§ **Aim**
Write out every entry exactly as it stands.

==========

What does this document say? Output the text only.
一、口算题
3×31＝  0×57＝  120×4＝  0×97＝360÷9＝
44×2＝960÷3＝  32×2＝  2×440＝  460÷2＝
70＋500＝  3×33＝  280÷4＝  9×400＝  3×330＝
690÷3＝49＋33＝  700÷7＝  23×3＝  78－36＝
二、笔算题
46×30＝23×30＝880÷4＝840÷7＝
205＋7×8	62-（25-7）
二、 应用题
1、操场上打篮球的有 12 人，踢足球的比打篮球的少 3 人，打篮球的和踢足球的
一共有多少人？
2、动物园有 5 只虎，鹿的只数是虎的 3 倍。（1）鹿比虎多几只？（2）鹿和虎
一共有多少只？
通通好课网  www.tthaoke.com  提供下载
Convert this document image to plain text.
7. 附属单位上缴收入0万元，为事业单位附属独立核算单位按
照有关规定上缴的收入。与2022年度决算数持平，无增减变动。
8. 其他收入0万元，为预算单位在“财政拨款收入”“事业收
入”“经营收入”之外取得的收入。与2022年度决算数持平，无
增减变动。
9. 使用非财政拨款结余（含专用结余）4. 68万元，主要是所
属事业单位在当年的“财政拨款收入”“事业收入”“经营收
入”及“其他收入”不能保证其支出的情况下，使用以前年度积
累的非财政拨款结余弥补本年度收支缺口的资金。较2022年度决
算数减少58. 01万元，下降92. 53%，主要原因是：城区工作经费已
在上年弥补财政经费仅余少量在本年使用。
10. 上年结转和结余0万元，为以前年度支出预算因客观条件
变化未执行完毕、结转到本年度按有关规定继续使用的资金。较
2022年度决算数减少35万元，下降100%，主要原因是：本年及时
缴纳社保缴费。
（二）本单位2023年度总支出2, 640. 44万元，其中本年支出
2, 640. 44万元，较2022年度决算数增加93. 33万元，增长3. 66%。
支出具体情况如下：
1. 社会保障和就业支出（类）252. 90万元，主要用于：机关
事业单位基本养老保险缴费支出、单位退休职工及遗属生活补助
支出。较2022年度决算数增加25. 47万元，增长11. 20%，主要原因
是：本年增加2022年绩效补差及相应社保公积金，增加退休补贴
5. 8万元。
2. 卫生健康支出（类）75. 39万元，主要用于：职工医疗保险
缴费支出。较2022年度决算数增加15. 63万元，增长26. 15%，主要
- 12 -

==========

§ **Response to this exercise**
What does this document say? Output the text only.
一、口算题
3×31＝  0×57＝  120×4＝  0×97＝360÷9＝
44×2＝960÷3＝  32×2＝  2×440＝  460÷2＝
70＋500＝  3×33＝  280÷4＝  9×400＝  3×330＝
690÷3＝49＋33＝  700÷7＝  23×3＝  78－36＝
二、笔算题
46×30＝23×30＝880÷4＝840÷7＝
205＋7×8	62-（25-7）
二、 应用题
1、操场上打篮球的有 12 人，踢足球的比打篮球的少 3 人，打篮球的和踢足球的
一共有多少人？
2、动物园有 5 只虎，鹿的只数是虎的 3 倍。（1）鹿比虎多几只？（2）鹿和虎
一共有多少只？
通通好课网  www.tthaoke.com  提供下载
Convert this document image to plain text.
7. 附属单位上缴收入0万元，为事业单位附属独立核算单位按
照有关规定上缴的收入。与2022年度决算数持平，无增减变动。
8. 其他收入0万元，为预算单位在“财政拨款收入”“事业收
入”“经营收入”之外取得的收入。与2022年度决算数持平，无
增减变动。
9. 使用非财政拨款结余（含专用结余）4. 68万元，主要是所
属事业单位在当年的“财政拨款收入”“事业收入”“经营收
入”及“其他收入”不能保证其支出的情况下，使用以前年度积
累的非财政拨款结余弥补本年度收支缺口的资金。较2022年度决
算数减少58. 01万元，下降92. 53%，主要原因是：城区工作经费已
在上年弥补财政经费仅余少量在本年使用。
10. 上年结转和结余0万元，为以前年度支出预算因客观条件
变化未执行完毕、结转到本年度按有关规定继续使用的资金。较
2022年度决算数减少35万元，下降100%，主要原因是：本年及时
缴纳社保缴费。
（二）本单位2023年度总支出2, 640. 44万元，其中本年支出
2, 640. 44万元，较2022年度决算数增加93. 33万元，增长3. 66%。
支出具体情况如下：
1. 社会保障和就业支出（类）252. 90万元，主要用于：机关
事业单位基本养老保险缴费支出、单位退休职工及遗属生活补助
支出。较2022年度决算数增加25. 47万元，增长11. 20%，主要原因
是：本年增加2022年绩效补差及相应社保公积金，增加退休补贴
5. 8万元。
2. 卫生健康支出（类）75. 39万元，主要用于：职工医疗保险
缴费支出。较2022年度决算数增加15. 63万元，增长26. 15%，主要
- 12 -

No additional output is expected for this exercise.